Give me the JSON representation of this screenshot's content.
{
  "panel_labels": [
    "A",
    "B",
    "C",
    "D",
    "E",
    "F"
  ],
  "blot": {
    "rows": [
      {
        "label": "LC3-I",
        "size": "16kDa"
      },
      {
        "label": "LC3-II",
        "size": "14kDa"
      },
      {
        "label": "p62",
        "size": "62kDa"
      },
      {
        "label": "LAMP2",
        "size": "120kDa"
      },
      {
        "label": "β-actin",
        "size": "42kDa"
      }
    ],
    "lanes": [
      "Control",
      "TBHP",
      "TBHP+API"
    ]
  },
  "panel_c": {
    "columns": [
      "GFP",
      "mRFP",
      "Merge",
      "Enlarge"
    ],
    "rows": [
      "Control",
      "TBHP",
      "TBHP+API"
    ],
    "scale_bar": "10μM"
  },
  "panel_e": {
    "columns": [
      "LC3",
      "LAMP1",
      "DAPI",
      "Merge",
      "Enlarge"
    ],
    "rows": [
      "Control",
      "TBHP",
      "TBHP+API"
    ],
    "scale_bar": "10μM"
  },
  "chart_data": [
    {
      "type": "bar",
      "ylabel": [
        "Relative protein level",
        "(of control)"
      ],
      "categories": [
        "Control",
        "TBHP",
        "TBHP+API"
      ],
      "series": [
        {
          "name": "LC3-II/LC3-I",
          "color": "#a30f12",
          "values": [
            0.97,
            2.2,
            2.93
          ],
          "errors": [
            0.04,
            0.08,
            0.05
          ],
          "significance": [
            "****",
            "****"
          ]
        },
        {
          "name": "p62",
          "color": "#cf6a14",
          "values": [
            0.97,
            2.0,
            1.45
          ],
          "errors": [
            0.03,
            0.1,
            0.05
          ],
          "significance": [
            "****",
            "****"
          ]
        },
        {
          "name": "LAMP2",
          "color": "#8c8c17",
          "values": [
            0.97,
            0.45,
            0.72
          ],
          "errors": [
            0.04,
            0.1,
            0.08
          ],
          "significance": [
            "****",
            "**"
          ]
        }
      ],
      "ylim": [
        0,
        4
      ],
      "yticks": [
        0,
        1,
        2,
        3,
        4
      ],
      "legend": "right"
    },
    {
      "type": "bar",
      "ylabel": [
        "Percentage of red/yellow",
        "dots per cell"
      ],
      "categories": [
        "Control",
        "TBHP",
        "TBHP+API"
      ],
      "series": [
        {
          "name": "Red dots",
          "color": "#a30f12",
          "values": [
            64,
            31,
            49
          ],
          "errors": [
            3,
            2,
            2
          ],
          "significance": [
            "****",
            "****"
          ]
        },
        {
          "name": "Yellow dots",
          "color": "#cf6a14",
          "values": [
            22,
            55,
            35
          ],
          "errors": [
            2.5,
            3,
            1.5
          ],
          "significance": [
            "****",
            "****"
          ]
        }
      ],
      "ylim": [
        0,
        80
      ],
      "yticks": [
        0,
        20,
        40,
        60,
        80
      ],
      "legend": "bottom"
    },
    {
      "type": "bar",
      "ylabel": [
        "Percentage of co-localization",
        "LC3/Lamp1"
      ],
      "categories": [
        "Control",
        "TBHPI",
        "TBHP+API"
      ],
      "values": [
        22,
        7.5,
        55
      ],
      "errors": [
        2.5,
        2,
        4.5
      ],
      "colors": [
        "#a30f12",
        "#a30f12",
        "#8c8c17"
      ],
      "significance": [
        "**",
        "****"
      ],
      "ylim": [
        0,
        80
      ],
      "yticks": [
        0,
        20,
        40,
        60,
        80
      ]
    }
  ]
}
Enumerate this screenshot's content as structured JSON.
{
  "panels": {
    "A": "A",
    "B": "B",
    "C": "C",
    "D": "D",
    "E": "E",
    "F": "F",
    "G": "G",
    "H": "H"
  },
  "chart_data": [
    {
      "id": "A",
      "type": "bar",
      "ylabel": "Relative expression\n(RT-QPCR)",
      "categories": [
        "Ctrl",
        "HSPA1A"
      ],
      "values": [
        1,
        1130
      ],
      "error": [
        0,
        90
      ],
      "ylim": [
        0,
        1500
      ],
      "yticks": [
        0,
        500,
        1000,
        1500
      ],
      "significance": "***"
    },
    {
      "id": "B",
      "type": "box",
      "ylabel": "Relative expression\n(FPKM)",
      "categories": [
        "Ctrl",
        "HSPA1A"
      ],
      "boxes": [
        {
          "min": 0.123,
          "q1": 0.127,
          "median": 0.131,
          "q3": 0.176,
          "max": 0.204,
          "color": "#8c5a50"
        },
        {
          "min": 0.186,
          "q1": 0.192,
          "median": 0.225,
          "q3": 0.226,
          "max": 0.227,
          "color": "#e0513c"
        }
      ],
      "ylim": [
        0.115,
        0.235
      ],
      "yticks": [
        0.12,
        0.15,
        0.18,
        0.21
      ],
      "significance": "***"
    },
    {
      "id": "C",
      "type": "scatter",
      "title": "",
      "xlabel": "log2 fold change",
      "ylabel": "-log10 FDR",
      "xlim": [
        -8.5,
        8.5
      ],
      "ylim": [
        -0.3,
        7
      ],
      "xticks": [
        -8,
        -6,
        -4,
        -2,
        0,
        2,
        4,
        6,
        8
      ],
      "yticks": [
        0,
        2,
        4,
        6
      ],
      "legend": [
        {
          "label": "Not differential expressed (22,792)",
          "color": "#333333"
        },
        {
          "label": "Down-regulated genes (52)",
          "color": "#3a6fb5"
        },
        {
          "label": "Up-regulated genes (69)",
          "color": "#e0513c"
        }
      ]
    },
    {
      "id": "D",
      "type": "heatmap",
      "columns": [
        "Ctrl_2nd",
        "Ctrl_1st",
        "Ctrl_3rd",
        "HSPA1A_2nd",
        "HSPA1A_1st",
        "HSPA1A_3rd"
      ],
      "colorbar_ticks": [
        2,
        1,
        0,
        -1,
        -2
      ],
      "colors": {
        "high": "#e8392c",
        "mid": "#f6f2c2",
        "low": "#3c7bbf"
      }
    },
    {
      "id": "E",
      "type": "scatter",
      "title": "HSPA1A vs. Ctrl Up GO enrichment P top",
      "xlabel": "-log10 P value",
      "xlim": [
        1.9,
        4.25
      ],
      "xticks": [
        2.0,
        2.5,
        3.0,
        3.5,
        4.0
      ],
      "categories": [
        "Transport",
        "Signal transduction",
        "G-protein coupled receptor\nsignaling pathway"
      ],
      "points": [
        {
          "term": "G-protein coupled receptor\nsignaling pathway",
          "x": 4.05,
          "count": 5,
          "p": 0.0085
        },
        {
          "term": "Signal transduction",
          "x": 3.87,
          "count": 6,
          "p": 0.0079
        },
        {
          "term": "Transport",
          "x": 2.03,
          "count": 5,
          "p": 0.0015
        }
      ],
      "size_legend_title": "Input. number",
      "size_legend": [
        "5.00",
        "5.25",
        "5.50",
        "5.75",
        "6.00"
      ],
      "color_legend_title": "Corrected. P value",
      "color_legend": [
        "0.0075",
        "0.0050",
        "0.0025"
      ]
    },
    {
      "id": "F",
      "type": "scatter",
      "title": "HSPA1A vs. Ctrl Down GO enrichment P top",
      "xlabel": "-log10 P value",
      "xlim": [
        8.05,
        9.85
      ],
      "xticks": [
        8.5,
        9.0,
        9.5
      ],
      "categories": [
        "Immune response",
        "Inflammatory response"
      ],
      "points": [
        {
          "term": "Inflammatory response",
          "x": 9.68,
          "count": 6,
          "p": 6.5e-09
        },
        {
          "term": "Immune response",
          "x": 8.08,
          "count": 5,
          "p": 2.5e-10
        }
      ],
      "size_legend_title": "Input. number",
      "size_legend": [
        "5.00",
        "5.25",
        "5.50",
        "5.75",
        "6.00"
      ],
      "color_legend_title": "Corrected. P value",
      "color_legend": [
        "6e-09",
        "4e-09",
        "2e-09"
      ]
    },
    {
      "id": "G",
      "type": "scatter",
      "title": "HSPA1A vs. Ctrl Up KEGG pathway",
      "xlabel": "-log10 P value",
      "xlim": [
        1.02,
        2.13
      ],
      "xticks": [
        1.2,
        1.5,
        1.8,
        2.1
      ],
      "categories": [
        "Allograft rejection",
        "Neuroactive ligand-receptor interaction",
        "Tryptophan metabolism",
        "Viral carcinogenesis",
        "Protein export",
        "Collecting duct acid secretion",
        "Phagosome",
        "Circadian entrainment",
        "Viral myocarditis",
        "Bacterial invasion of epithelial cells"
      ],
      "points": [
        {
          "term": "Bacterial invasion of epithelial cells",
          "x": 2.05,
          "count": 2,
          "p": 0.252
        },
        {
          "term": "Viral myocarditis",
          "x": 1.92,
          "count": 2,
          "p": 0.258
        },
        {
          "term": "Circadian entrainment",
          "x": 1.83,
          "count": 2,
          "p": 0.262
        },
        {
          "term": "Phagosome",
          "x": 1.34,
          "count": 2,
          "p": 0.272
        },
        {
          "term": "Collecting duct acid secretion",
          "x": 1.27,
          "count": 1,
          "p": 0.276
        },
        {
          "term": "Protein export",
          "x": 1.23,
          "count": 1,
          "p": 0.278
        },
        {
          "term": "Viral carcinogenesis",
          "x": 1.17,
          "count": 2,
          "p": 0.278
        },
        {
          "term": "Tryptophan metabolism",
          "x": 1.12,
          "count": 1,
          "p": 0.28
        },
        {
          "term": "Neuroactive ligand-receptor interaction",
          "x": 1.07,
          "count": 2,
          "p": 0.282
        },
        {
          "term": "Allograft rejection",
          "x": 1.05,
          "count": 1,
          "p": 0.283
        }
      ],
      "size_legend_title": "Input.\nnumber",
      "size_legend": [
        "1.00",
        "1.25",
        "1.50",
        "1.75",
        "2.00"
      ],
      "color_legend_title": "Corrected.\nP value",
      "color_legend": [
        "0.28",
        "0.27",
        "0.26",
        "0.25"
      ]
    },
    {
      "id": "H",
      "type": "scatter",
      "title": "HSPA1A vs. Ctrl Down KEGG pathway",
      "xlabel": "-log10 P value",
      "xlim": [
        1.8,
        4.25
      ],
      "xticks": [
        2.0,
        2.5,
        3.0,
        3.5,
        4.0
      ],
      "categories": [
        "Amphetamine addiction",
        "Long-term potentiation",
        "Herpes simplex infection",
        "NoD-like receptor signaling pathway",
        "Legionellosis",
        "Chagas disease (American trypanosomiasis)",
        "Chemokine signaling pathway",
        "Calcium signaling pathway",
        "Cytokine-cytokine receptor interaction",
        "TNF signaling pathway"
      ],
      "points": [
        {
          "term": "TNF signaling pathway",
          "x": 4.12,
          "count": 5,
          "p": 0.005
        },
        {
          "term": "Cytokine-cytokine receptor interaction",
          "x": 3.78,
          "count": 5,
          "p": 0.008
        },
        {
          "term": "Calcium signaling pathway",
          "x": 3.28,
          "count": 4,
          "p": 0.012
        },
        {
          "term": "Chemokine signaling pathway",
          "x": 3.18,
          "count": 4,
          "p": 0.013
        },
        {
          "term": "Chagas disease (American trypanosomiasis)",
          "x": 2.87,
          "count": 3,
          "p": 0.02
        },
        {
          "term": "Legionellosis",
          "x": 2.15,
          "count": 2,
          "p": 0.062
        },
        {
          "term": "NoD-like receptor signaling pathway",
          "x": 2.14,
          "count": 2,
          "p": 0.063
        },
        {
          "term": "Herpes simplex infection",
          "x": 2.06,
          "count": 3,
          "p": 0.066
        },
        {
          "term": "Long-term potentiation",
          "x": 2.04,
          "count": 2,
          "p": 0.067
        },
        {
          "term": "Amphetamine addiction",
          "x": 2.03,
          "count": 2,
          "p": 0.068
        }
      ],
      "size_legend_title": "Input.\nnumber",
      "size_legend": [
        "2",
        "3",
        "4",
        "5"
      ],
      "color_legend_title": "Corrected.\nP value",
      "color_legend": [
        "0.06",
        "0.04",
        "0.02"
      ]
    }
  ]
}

——

• About this exercise: For each line of the entries that includes "carcinogenesis", show that line.

• Final answer:
        "Viral carcinogenesis",
          "term": "Viral carcinogenesis",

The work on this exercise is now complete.